▶ WHAT THE EXERCISE ASKS: Find every line in the data below that contains the string "measure", matching case exactly, and copy each of those lines.

* * *

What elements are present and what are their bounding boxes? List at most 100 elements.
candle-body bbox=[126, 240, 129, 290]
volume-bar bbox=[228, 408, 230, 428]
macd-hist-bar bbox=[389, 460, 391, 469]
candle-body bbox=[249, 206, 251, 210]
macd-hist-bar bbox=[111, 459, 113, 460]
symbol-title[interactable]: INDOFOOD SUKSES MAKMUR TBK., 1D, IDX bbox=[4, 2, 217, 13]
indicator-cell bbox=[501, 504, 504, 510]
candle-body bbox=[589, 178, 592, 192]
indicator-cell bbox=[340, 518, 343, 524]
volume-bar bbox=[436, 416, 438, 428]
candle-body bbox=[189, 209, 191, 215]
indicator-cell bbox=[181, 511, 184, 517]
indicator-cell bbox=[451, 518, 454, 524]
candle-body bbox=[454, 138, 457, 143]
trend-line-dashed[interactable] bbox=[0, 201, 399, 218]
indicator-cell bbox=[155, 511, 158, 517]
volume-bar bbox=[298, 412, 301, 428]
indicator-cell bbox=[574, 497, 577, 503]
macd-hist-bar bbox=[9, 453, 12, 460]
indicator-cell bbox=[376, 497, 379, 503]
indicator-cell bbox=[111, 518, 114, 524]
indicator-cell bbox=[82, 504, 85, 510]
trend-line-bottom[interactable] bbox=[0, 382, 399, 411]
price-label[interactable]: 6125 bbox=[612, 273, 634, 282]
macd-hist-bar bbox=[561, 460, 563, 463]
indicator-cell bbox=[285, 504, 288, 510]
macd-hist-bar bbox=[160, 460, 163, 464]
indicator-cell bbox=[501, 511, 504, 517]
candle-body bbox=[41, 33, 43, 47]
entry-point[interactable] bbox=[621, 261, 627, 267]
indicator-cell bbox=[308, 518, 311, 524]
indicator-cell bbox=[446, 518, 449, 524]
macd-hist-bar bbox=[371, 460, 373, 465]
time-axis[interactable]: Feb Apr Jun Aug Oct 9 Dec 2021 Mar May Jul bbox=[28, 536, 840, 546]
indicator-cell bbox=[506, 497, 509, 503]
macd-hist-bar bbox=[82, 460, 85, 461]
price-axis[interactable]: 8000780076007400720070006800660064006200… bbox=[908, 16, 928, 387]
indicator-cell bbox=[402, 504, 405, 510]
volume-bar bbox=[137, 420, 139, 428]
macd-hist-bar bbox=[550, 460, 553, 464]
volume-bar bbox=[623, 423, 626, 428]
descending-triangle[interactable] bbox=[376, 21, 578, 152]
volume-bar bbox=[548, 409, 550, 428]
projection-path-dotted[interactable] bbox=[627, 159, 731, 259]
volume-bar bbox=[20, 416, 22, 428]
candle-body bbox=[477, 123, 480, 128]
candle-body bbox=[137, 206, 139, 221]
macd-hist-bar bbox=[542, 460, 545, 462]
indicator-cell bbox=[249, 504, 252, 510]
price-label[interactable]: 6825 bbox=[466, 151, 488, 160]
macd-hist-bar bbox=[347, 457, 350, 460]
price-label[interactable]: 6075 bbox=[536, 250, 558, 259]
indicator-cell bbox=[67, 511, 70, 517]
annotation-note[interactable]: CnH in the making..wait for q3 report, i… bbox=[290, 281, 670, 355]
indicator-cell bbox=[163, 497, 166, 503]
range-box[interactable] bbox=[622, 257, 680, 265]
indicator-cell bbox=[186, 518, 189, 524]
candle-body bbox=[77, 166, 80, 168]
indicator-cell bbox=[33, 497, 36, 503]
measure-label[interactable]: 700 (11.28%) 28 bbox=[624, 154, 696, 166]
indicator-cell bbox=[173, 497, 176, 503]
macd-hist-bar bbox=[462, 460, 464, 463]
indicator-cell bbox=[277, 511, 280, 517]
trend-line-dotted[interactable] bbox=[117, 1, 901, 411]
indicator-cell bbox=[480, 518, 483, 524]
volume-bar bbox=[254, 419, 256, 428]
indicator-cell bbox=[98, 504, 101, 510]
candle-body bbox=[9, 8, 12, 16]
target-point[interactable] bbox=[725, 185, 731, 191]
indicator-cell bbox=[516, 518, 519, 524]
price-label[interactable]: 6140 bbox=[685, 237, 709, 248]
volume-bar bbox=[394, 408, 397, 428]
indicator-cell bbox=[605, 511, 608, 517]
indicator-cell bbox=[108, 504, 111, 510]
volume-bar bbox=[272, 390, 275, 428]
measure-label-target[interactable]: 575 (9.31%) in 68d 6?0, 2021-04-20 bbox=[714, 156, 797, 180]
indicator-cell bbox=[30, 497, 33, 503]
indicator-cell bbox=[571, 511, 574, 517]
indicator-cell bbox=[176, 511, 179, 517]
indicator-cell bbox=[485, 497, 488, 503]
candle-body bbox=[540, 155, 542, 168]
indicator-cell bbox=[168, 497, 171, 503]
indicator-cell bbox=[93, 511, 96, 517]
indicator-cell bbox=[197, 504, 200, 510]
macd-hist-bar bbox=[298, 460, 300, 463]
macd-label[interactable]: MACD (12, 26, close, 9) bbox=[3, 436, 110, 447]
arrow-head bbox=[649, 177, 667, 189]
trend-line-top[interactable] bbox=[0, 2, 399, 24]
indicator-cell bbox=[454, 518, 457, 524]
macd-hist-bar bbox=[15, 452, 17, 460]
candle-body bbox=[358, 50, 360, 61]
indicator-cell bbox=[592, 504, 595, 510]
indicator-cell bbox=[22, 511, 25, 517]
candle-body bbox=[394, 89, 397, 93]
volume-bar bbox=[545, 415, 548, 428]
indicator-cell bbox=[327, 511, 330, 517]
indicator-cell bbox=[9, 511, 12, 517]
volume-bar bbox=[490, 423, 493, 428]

* * *

▶ SOLUTION TO THE EXERCISE:
measure-label[interactable]: 700 (11.28%) 28 bbox=[624, 154, 696, 166]
measure-label-target[interactable]: 575 (9.31%) in 68d 6?0, 2021-04-20 bbox=[714, 156, 797, 180]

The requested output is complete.